[Start of INFORMATION SHOWN]

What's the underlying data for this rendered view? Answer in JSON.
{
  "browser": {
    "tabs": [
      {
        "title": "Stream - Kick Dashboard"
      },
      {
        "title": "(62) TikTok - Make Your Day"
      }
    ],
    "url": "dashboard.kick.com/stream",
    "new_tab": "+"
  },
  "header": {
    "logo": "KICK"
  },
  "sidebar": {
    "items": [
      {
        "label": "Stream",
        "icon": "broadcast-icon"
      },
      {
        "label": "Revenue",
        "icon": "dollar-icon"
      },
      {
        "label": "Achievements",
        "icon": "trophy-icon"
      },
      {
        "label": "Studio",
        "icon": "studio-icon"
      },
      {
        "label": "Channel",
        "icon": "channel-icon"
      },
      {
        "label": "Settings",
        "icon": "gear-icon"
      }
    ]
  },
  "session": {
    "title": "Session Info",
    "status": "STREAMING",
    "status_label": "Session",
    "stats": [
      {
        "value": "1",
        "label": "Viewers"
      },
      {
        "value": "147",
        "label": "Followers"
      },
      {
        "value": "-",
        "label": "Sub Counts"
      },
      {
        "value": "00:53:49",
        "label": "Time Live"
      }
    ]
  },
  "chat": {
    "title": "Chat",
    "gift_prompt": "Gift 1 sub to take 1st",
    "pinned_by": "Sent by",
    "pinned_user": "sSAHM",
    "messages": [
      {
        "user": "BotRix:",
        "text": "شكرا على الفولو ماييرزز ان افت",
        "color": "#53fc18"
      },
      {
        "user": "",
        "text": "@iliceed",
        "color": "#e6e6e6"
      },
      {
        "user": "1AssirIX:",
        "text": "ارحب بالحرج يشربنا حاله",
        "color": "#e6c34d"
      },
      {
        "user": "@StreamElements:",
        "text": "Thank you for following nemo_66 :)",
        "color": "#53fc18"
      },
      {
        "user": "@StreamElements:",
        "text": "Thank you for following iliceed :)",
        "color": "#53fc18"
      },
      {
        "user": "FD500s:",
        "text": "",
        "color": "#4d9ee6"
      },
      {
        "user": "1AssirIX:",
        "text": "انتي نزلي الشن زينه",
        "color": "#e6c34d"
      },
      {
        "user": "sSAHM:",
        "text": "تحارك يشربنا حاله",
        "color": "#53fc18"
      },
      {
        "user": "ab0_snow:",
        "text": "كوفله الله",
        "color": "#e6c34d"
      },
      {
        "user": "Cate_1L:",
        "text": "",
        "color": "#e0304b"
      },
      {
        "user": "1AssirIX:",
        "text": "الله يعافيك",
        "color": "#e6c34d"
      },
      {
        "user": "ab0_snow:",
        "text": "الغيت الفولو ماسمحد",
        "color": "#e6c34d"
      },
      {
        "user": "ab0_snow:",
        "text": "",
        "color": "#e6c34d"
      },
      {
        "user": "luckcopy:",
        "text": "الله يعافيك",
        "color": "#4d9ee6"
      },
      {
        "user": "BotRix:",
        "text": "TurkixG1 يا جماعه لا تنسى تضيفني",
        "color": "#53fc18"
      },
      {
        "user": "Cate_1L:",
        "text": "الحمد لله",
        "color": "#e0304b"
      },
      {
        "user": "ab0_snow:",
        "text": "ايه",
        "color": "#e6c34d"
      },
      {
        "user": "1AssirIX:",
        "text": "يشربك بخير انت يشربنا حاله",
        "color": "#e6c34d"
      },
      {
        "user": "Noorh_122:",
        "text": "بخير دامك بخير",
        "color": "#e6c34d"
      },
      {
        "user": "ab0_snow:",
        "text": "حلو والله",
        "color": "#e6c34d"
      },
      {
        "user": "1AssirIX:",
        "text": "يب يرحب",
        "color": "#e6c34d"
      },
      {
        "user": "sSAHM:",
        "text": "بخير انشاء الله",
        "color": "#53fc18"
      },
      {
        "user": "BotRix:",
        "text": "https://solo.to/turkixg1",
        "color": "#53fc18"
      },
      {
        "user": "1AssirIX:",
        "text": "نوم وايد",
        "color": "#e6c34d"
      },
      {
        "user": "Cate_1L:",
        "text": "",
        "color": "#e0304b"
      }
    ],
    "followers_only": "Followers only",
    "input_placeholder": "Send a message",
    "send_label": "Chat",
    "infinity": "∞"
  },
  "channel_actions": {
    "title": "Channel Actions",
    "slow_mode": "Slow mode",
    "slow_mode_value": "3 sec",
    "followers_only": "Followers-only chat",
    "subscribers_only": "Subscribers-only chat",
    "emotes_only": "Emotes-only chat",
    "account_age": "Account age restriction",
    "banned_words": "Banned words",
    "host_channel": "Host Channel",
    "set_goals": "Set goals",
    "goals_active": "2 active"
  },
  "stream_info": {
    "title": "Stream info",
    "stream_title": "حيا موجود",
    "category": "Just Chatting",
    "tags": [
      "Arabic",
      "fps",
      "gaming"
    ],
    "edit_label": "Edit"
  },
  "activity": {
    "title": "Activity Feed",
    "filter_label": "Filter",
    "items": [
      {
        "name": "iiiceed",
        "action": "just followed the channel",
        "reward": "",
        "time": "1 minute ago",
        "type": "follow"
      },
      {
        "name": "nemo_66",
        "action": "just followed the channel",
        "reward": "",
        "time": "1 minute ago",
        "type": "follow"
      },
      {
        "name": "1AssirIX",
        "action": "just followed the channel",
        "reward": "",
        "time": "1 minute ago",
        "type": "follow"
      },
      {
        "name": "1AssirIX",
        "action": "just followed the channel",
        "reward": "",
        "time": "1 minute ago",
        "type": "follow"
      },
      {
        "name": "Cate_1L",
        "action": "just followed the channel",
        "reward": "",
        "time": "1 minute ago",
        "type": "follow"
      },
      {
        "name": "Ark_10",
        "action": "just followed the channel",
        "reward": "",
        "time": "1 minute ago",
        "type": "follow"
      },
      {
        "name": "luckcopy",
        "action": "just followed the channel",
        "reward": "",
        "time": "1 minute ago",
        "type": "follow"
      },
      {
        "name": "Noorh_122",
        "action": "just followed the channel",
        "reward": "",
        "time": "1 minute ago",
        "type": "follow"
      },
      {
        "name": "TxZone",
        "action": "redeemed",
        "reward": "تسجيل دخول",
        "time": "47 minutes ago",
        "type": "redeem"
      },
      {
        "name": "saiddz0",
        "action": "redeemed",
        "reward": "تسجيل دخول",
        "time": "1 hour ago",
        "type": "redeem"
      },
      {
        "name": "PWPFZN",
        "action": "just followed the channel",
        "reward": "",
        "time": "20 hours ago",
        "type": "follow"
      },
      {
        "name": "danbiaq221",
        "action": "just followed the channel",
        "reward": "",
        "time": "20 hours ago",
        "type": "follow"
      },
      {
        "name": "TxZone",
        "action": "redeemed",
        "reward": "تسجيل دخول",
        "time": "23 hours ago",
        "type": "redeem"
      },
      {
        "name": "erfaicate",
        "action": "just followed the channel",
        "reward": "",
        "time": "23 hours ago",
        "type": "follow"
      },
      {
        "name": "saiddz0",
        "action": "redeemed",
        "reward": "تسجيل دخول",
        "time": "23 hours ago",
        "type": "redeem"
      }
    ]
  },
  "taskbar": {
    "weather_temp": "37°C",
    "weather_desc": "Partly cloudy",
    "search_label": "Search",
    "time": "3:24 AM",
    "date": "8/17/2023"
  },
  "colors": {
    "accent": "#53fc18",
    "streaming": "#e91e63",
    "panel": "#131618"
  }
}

[End of INFORMATION SHOWN]

• [GOAL]: Give the count of lines in the listing that hold the word "بخير", with no other text.

• [ANSWER BELOW]: 3